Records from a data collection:
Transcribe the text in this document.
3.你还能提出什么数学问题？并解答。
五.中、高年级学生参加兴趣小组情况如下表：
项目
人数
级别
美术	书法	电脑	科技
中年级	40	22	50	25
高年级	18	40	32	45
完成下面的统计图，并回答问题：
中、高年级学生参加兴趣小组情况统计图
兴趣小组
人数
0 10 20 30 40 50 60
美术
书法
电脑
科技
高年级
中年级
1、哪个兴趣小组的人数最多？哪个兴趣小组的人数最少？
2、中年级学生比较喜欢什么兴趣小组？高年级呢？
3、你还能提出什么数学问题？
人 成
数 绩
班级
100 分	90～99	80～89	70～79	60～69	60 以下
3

• EXERCISE TASK
Please reproduce each record precisely as written.

• PROBLEM SOLUTION
Transcribe the text in this document.
3.你还能提出什么数学问题？并解答。
五.中、高年级学生参加兴趣小组情况如下表：
项目
人数
级别
美术	书法	电脑	科技
中年级	40	22	50	25
高年级	18	40	32	45
完成下面的统计图，并回答问题：
中、高年级学生参加兴趣小组情况统计图
兴趣小组
人数
0 10 20 30 40 50 60
美术
书法
电脑
科技
高年级
中年级
1、哪个兴趣小组的人数最多？哪个兴趣小组的人数最少？
2、中年级学生比较喜欢什么兴趣小组？高年级呢？
3、你还能提出什么数学问题？
人 成
数 绩
班级
100 分	90～99	80～89	70～79	60～69	60 以下
3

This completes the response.